Direction — Extract all records. Keep each one exact.

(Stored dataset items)

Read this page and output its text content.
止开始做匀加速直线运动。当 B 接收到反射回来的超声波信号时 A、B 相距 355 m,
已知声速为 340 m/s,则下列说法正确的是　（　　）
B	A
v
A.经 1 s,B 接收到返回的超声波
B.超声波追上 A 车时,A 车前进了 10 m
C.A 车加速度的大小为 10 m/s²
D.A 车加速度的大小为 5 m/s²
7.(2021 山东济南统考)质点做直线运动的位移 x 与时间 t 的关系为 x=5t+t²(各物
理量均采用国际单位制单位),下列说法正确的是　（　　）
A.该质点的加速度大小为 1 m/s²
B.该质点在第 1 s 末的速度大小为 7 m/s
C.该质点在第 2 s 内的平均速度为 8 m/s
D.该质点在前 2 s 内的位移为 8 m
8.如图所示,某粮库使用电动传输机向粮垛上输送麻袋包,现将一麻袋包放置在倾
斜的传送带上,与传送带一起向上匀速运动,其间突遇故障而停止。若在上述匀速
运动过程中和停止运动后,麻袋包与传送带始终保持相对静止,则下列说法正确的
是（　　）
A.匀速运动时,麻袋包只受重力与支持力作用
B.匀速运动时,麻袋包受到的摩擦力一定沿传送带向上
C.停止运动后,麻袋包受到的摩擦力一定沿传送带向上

Result of the exercise —
Read this page and output its text content.
止开始做匀加速直线运动。当 B 接收到反射回来的超声波信号时 A、B 相距 355 m,
已知声速为 340 m/s,则下列说法正确的是　（　　）
B	A
v
A.经 1 s,B 接收到返回的超声波
B.超声波追上 A 车时,A 车前进了 10 m
C.A 车加速度的大小为 10 m/s²
D.A 车加速度的大小为 5 m/s²
7.(2021 山东济南统考)质点做直线运动的位移 x 与时间 t 的关系为 x=5t+t²(各物
理量均采用国际单位制单位),下列说法正确的是　（　　）
A.该质点的加速度大小为 1 m/s²
B.该质点在第 1 s 末的速度大小为 7 m/s
C.该质点在第 2 s 内的平均速度为 8 m/s
D.该质点在前 2 s 内的位移为 8 m
8.如图所示,某粮库使用电动传输机向粮垛上输送麻袋包,现将一麻袋包放置在倾
斜的传送带上,与传送带一起向上匀速运动,其间突遇故障而停止。若在上述匀速
运动过程中和停止运动后,麻袋包与传送带始终保持相对静止,则下列说法正确的
是（　　）
A.匀速运动时,麻袋包只受重力与支持力作用
B.匀速运动时,麻袋包受到的摩擦力一定沿传送带向上
C.停止运动后,麻袋包受到的摩擦力一定沿传送带向上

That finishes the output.